— WORK TO COMPLETE —
Repeat the records in full and exactly, omitting pictures.

## START SOURCE RECORDS

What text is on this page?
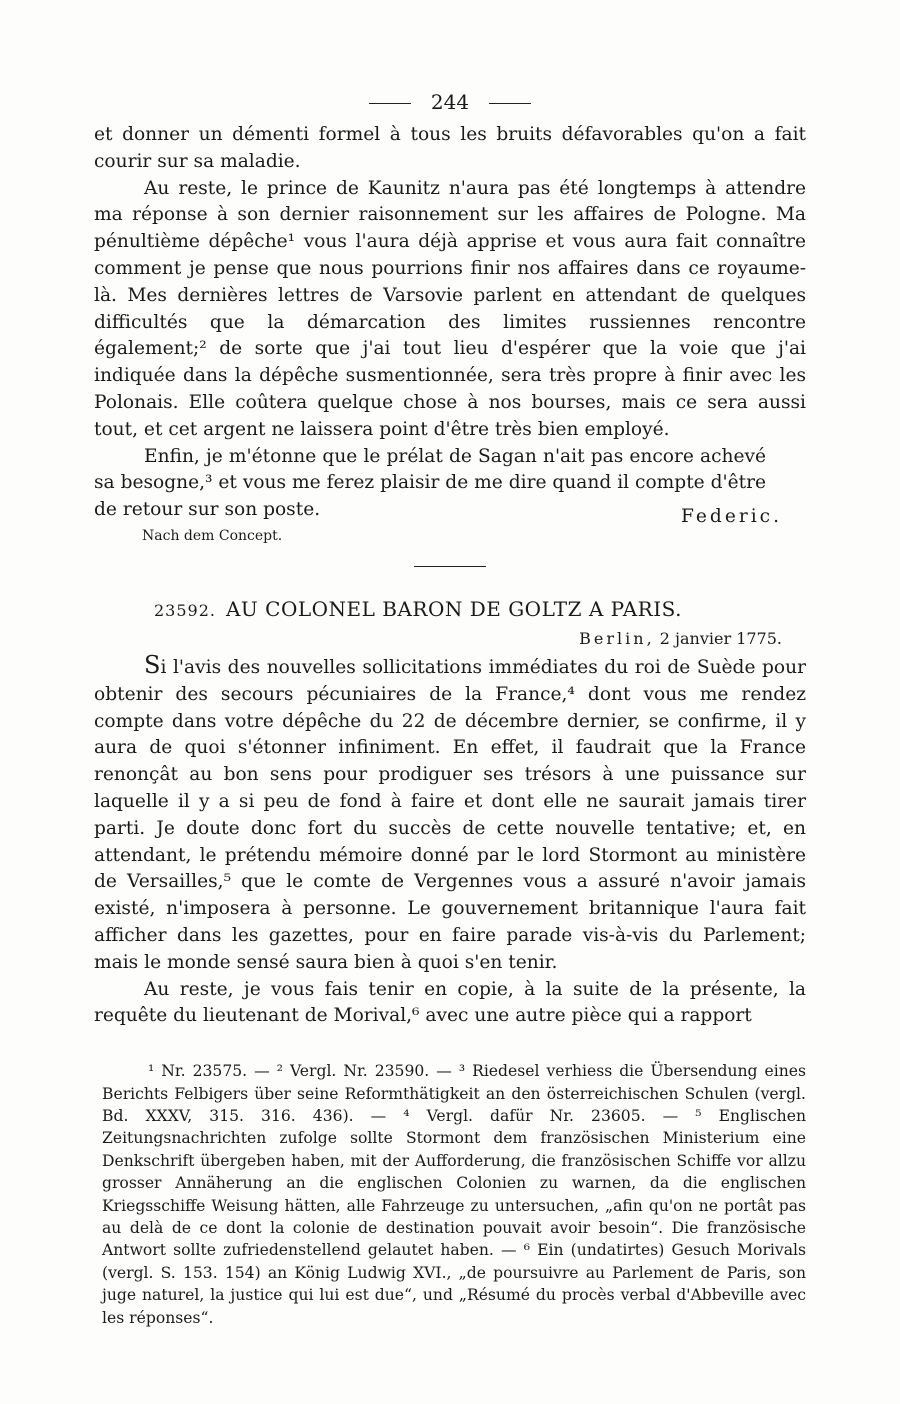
244

et donner un démenti formel à tous les bruits défavorables qu'on a fait courir sur sa maladie.

Au reste, le prince de Kaunitz n'aura pas été longtemps à attendre ma réponse à son dernier raisonnement sur les affaires de Pologne. Ma pénultième dépêche¹ vous l'aura déjà apprise et vous aura fait connaître comment je pense que nous pourrions finir nos affaires dans ce royaume-là. Mes dernières lettres de Varsovie parlent en attendant de quelques difficultés que la démarcation des limites russiennes rencontre également;² de sorte que j'ai tout lieu d'espérer que la voie que j'ai indiquée dans la dépêche susmentionnée, sera très propre à finir avec les Polonais. Elle coûtera quelque chose à nos bourses, mais ce sera aussi tout, et cet argent ne laissera point d'être très bien employé.

Enfin, je m'étonne que le prélat de Sagan n'ait pas encore achevé sa besogne,³ et vous me ferez plaisir de me dire quand il compte d'être de retour sur son poste.

Nach dem Concept.
Federic.
23592. AU COLONEL BARON DE GOLTZ A PARIS.
Berlin, 2 janvier 1775.

Si l'avis des nouvelles sollicitations immédiates du roi de Suède pour obtenir des secours pécuniaires de la France,⁴ dont vous me rendez compte dans votre dépêche du 22 de décembre dernier, se confirme, il y aura de quoi s'étonner infiniment. En effet, il faudrait que la France renonçât au bon sens pour prodiguer ses trésors à une puissance sur laquelle il y a si peu de fond à faire et dont elle ne saurait jamais tirer parti. Je doute donc fort du succès de cette nouvelle tentative; et, en attendant, le prétendu mémoire donné par le lord Stormont au ministère de Versailles,⁵ que le comte de Vergennes vous a assuré n'avoir jamais existé, n'imposera à personne. Le gouvernement britannique l'aura fait afficher dans les gazettes, pour en faire parade vis-à-vis du Parlement; mais le monde sensé saura bien à quoi s'en tenir.

Au reste, je vous fais tenir en copie, à la suite de la présente, la requête du lieutenant de Morival,⁶ avec une autre pièce qui a rapport

¹ Nr. 23575. — ² Vergl. Nr. 23590. — ³ Riedesel verhiess die Übersendung eines Berichts Felbigers über seine Reformthätigkeit an den österreichischen Schulen (vergl. Bd. XXXV, 315. 316. 436). — ⁴ Vergl. dafür Nr. 23605. — ⁵ Englischen Zeitungsnachrichten zufolge sollte Stormont dem französischen Ministerium eine Denkschrift übergeben haben, mit der Aufforderung, die französischen Schiffe vor allzu grosser Annäherung an die englischen Colonien zu warnen, da die englischen Kriegsschiffe Weisung hätten, alle Fahrzeuge zu untersuchen, „afin qu'on ne portât pas au delà de ce dont la colonie de destination pouvait avoir besoin“. Die französische Antwort sollte zufriedenstellend gelautet haben. — ⁶ Ein (undatirtes) Gesuch Morivals (vergl. S. 153. 154) an König Ludwig XVI., „de poursuivre au Parlement de Paris, son juge naturel, la justice qui lui est due“, und „Résumé du procès verbal d'Abbeville avec les réponses“.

## END SOURCE RECORDS

— WRITTEN ANSWER —
What text is on this page?
244

et donner un démenti formel à tous les bruits défavorables qu'on a fait courir sur sa maladie.

Au reste, le prince de Kaunitz n'aura pas été longtemps à attendre ma réponse à son dernier raisonnement sur les affaires de Pologne. Ma pénultième dépêche¹ vous l'aura déjà apprise et vous aura fait connaître comment je pense que nous pourrions finir nos affaires dans ce royaume-là. Mes dernières lettres de Varsovie parlent en attendant de quelques difficultés que la démarcation des limites russiennes rencontre également;² de sorte que j'ai tout lieu d'espérer que la voie que j'ai indiquée dans la dépêche susmentionnée, sera très propre à finir avec les Polonais. Elle coûtera quelque chose à nos bourses, mais ce sera aussi tout, et cet argent ne laissera point d'être très bien employé.

Enfin, je m'étonne que le prélat de Sagan n'ait pas encore achevé sa besogne,³ et vous me ferez plaisir de me dire quand il compte d'être de retour sur son poste.

Nach dem Concept.
Federic.
23592. AU COLONEL BARON DE GOLTZ A PARIS.
Berlin, 2 janvier 1775.

Si l'avis des nouvelles sollicitations immédiates du roi de Suède pour obtenir des secours pécuniaires de la France,⁴ dont vous me rendez compte dans votre dépêche du 22 de décembre dernier, se confirme, il y aura de quoi s'étonner infiniment. En effet, il faudrait que la France renonçât au bon sens pour prodiguer ses trésors à une puissance sur laquelle il y a si peu de fond à faire et dont elle ne saurait jamais tirer parti. Je doute donc fort du succès de cette nouvelle tentative; et, en attendant, le prétendu mémoire donné par le lord Stormont au ministère de Versailles,⁵ que le comte de Vergennes vous a assuré n'avoir jamais existé, n'imposera à personne. Le gouvernement britannique l'aura fait afficher dans les gazettes, pour en faire parade vis-à-vis du Parlement; mais le monde sensé saura bien à quoi s'en tenir.

Au reste, je vous fais tenir en copie, à la suite de la présente, la requête du lieutenant de Morival,⁶ avec une autre pièce qui a rapport

¹ Nr. 23575. — ² Vergl. Nr. 23590. — ³ Riedesel verhiess die Übersendung eines Berichts Felbigers über seine Reformthätigkeit an den österreichischen Schulen (vergl. Bd. XXXV, 315. 316. 436). — ⁴ Vergl. dafür Nr. 23605. — ⁵ Englischen Zeitungsnachrichten zufolge sollte Stormont dem französischen Ministerium eine Denkschrift übergeben haben, mit der Aufforderung, die französischen Schiffe vor allzu grosser Annäherung an die englischen Colonien zu warnen, da die englischen Kriegsschiffe Weisung hätten, alle Fahrzeuge zu untersuchen, „afin qu'on ne portât pas au delà de ce dont la colonie de destination pouvait avoir besoin“. Die französische Antwort sollte zufriedenstellend gelautet haben. — ⁶ Ein (undatirtes) Gesuch Morivals (vergl. S. 153. 154) an König Ludwig XVI., „de poursuivre au Parlement de Paris, son juge naturel, la justice qui lui est due“, und „Résumé du procès verbal d'Abbeville avec les réponses“.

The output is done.